Entries supplied:
· · · ·

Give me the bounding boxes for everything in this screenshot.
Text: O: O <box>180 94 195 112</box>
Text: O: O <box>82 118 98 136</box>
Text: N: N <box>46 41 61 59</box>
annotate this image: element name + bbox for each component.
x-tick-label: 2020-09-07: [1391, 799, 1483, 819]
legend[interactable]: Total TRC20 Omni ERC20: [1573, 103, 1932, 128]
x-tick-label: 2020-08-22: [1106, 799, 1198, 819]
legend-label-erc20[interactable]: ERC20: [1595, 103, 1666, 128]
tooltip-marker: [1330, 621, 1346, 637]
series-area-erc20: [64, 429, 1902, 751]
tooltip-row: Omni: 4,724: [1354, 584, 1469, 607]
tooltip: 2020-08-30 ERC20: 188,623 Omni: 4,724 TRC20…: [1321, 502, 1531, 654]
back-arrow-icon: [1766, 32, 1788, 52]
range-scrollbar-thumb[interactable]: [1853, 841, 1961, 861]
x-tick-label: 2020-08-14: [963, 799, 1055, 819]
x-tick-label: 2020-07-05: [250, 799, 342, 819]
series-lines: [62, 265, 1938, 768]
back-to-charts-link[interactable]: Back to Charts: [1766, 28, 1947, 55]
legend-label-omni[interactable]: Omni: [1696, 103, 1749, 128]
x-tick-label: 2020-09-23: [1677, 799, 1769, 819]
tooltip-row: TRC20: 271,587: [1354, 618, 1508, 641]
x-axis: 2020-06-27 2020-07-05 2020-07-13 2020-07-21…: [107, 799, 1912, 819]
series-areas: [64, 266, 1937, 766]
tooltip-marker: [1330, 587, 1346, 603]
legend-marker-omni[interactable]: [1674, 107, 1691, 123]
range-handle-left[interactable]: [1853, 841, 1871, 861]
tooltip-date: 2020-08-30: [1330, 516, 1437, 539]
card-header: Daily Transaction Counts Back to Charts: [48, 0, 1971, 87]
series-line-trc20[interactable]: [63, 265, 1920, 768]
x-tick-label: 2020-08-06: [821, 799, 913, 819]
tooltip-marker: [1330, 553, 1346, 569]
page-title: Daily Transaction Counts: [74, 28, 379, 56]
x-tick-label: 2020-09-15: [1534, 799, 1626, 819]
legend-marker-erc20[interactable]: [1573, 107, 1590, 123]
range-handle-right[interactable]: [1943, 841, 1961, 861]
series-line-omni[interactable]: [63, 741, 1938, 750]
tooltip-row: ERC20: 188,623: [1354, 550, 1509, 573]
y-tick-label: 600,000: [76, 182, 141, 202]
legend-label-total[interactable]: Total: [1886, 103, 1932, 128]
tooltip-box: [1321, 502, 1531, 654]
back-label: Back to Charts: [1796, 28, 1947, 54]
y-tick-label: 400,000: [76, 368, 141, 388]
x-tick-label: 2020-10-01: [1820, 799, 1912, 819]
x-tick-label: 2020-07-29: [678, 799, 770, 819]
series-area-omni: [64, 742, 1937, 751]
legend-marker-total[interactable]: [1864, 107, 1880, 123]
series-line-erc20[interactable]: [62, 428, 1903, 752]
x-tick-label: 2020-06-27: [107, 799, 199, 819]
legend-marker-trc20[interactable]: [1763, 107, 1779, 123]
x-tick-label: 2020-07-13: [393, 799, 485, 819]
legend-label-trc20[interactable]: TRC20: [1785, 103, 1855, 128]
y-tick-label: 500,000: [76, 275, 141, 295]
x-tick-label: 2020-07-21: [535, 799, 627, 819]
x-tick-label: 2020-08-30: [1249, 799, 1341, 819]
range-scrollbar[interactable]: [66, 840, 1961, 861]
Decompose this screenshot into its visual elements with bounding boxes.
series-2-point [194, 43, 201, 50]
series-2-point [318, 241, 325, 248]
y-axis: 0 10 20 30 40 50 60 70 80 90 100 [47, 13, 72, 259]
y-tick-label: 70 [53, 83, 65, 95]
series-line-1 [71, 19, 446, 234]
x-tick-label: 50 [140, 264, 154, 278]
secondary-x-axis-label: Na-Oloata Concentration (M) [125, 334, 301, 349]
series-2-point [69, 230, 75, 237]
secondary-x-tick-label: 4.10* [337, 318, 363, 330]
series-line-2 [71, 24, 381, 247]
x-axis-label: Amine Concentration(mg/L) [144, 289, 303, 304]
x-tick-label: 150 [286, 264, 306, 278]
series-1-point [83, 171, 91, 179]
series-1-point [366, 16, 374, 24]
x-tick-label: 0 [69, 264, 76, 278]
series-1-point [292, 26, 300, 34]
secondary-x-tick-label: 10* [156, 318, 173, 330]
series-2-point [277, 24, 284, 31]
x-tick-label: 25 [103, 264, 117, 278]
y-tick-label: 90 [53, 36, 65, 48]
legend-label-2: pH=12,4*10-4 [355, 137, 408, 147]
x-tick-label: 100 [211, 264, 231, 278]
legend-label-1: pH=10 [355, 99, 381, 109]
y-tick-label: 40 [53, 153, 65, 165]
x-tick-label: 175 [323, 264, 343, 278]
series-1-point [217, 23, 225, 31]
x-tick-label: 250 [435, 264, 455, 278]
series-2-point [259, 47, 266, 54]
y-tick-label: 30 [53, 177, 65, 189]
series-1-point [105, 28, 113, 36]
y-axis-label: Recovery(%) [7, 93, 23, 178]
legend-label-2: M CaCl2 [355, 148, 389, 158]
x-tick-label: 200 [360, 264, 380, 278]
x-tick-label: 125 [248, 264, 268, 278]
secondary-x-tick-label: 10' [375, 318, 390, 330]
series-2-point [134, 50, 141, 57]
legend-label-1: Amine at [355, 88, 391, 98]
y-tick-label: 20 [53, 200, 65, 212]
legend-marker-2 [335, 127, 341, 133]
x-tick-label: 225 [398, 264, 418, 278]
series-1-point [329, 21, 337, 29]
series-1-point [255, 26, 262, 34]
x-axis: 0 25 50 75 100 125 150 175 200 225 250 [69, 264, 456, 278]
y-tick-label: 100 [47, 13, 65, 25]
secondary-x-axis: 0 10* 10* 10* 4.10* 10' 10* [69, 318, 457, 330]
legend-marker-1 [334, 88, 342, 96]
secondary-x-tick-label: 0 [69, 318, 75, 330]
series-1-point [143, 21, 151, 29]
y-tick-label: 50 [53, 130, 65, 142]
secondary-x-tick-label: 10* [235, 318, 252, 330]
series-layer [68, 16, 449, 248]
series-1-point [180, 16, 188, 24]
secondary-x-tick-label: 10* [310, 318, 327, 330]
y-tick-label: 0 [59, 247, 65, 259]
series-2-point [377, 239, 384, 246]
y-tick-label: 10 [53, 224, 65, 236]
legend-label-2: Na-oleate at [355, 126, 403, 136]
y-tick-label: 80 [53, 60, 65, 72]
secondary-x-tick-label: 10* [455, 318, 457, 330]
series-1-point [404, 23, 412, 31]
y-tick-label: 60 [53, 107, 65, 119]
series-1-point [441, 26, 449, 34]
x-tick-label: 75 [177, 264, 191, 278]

· · · ·

Stated problem: Format every line of the material above as a Markdown table with the columns Row and Line, numbering the rows in order and omitting any blank lines.

Task response:
| Row | Line |
|---|---|
| 1 | Give me the bounding boxes for everything in this screenshot. |
| 2 | Text: O: O <box>180 94 195 112</box> |
| 3 | Text: O: O <box>82 118 98 136</box> |
| 4 | Text: N: N <box>46 41 61 59</box> |
| 5 | annotate this image: element name + bbox for each component. |
| 6 | x-tick-label: 2020-09-07: [1391, 799, 1483, 819] |
| 7 | legend[interactable]: Total TRC20 Omni ERC20: [1573, 103, 1932, 128] |
| 8 | x-tick-label: 2020-08-22: [1106, 799, 1198, 819] |
| 9 | legend-label-erc20[interactable]: ERC20: [1595, 103, 1666, 128] |
| 10 | tooltip-marker: [1330, 621, 1346, 637] |
| 11 | series-area-erc20: [64, 429, 1902, 751] |
| 12 | tooltip-row: Omni: 4,724: [1354, 584, 1469, 607] |
| 13 | tooltip: 2020-08-30 ERC20: 188,623 Omni: 4,724 TRC20…: [1321, 502, 1531, 654] |
| 14 | back-arrow-icon: [1766, 32, 1788, 52] |
| 15 | range-scrollbar-thumb[interactable]: [1853, 841, 1961, 861] |
| 16 | x-tick-label: 2020-08-14: [963, 799, 1055, 819] |
| 17 | x-tick-label: 2020-07-05: [250, 799, 342, 819] |
| 18 | series-lines: [62, 265, 1938, 768] |
| 19 | back-to-charts-link[interactable]: Back to Charts: [1766, 28, 1947, 55] |
| 20 | legend-label-omni[interactable]: Omni: [1696, 103, 1749, 128] |
| 21 | x-tick-label: 2020-09-23: [1677, 799, 1769, 819] |
| 22 | tooltip-row: TRC20: 271,587: [1354, 618, 1508, 641] |
| 23 | x-axis: 2020-06-27 2020-07-05 2020-07-13 2020-07-21…: [107, 799, 1912, 819] |
| 24 | series-areas: [64, 266, 1937, 766] |
| 25 | tooltip-marker: [1330, 587, 1346, 603] |
| 26 | legend-marker-omni[interactable]: [1674, 107, 1691, 123] |
| 27 | range-handle-left[interactable]: [1853, 841, 1871, 861] |
| 28 | tooltip-date: 2020-08-30: [1330, 516, 1437, 539] |
| 29 | card-header: Daily Transaction Counts Back to Charts: [48, 0, 1971, 87] |
| 30 | series-line-trc20[interactable]: [63, 265, 1920, 768] |
| 31 | x-tick-label: 2020-08-06: [821, 799, 913, 819] |
| 32 | tooltip-marker: [1330, 553, 1346, 569] |
| 33 | page-title: Daily Transaction Counts: [74, 28, 379, 56] |
| 34 | x-tick-label: 2020-09-15: [1534, 799, 1626, 819] |
| 35 | legend-marker-erc20[interactable]: [1573, 107, 1590, 123] |
| 36 | range-handle-right[interactable]: [1943, 841, 1961, 861] |
| 37 | series-line-omni[interactable]: [63, 741, 1938, 750] |
| 38 | tooltip-row: ERC20: 188,623: [1354, 550, 1509, 573] |
| 39 | y-tick-label: 600,000: [76, 182, 141, 202] |
| 40 | legend-label-total[interactable]: Total: [1886, 103, 1932, 128] |
| 41 | tooltip-box: [1321, 502, 1531, 654] |
| 42 | back-label: Back to Charts: [1796, 28, 1947, 54] |
| 43 | y-tick-label: 400,000: [76, 368, 141, 388] |
| 44 | x-tick-label: 2020-10-01: [1820, 799, 1912, 819] |
| 45 | x-tick-label: 2020-07-29: [678, 799, 770, 819] |
| 46 | series-area-omni: [64, 742, 1937, 751] |
| 47 | legend-marker-total[interactable]: [1864, 107, 1880, 123] |
| 48 | series-line-erc20[interactable]: [62, 428, 1903, 752] |
| 49 | x-tick-label: 2020-06-27: [107, 799, 199, 819] |
| 50 | legend-marker-trc20[interactable]: [1763, 107, 1779, 123] |
| 51 | x-tick-label: 2020-07-13: [393, 799, 485, 819] |
| 52 | legend-label-trc20[interactable]: TRC20: [1785, 103, 1855, 128] |
| 53 | y-tick-label: 500,000: [76, 275, 141, 295] |
| 54 | x-tick-label: 2020-07-21: [535, 799, 627, 819] |
| 55 | x-tick-label: 2020-08-30: [1249, 799, 1341, 819] |
| 56 | range-scrollbar[interactable]: [66, 840, 1961, 861] |
| 57 | Decompose this screenshot into its visual elements with bounding boxes. |
| 58 | series-2-point [194, 43, 201, 50] |
| 59 | series-2-point [318, 241, 325, 248] |
| 60 | y-axis: 0 10 20 30 40 50 60 70 80 90 100 [47, 13, 72, 259] |
| 61 | y-tick-label: 70 [53, 83, 65, 95] |
| 62 | series-line-1 [71, 19, 446, 234] |
| 63 | x-tick-label: 50 [140, 264, 154, 278] |
| 64 | secondary-x-axis-label: Na-Oloata Concentration (M) [125, 334, 301, 349] |
| 65 | series-2-point [69, 230, 75, 237] |
| 66 | secondary-x-tick-label: 4.10* [337, 318, 363, 330] |
| 67 | series-line-2 [71, 24, 381, 247] |
| 68 | x-axis-label: Amine Concentration(mg/L) [144, 289, 303, 304] |
| 69 | x-tick-label: 150 [286, 264, 306, 278] |
| 70 | series-1-point [83, 171, 91, 179] |
| 71 | series-1-point [366, 16, 374, 24] |
| 72 | x-tick-label: 0 [69, 264, 76, 278] |
| 73 | series-1-point [292, 26, 300, 34] |
| 74 | secondary-x-tick-label: 10* [156, 318, 173, 330] |
| 75 | series-2-point [277, 24, 284, 31] |
| 76 | x-tick-label: 25 [103, 264, 117, 278] |
| 77 | y-tick-label: 90 [53, 36, 65, 48] |
| 78 | legend-label-2: pH=12,4*10-4 [355, 137, 408, 147] |
| 79 | x-tick-label: 100 [211, 264, 231, 278] |
| 80 | legend-label-1: pH=10 [355, 99, 381, 109] |
| 81 | y-tick-label: 40 [53, 153, 65, 165] |
| 82 | x-tick-label: 175 [323, 264, 343, 278] |
| 83 | series-1-point [217, 23, 225, 31] |
| 84 | x-tick-label: 250 [435, 264, 455, 278] |
| 85 | series-2-point [259, 47, 266, 54] |
| 86 | y-tick-label: 30 [53, 177, 65, 189] |
| 87 | series-1-point [105, 28, 113, 36] |
| 88 | y-axis-label: Recovery(%) [7, 93, 23, 178] |
| 89 | legend-label-2: M CaCl2 [355, 148, 389, 158] |
| 90 | x-tick-label: 200 [360, 264, 380, 278] |
| 91 | x-tick-label: 125 [248, 264, 268, 278] |
| 92 | secondary-x-tick-label: 10' [375, 318, 390, 330] |
| 93 | series-2-point [134, 50, 141, 57] |
| 94 | legend-label-1: Amine at [355, 88, 391, 98] |
| 95 | y-tick-label: 20 [53, 200, 65, 212] |
| 96 | legend-marker-2 [335, 127, 341, 133] |
| 97 | x-tick-label: 225 [398, 264, 418, 278] |
| 98 | series-1-point [329, 21, 337, 29] |
| 99 | series-1-point [255, 26, 262, 34] |
| 100 | x-axis: 0 25 50 75 100 125 150 175 200 225 250 [69, 264, 456, 278] |
| 101 | y-tick-label: 100 [47, 13, 65, 25] |
| 102 | secondary-x-axis: 0 10* 10* 10* 4.10* 10' 10* [69, 318, 457, 330] |
| 103 | legend-marker-1 [334, 88, 342, 96] |
| 104 | secondary-x-tick-label: 0 [69, 318, 75, 330] |
| 105 | series-1-point [143, 21, 151, 29] |
| 106 | y-tick-label: 50 [53, 130, 65, 142] |
| 107 | secondary-x-tick-label: 10* [235, 318, 252, 330] |
| 108 | series-layer [68, 16, 449, 248] |
| 109 | series-1-point [180, 16, 188, 24] |
| 110 | secondary-x-tick-label: 10* [310, 318, 327, 330] |
| 111 | y-tick-label: 0 [59, 247, 65, 259] |
| 112 | series-2-point [377, 239, 384, 246] |
| 113 | y-tick-label: 10 [53, 224, 65, 236] |
| 114 | legend-label-2: Na-oleate at [355, 126, 403, 136] |
| 115 | y-tick-label: 80 [53, 60, 65, 72] |
| 116 | secondary-x-tick-label: 10* [455, 318, 457, 330] |
| 117 | series-1-point [404, 23, 412, 31] |
| 118 | y-tick-label: 60 [53, 107, 65, 119] |
| 119 | series-1-point [441, 26, 449, 34] |
| 120 | x-tick-label: 75 [177, 264, 191, 278] |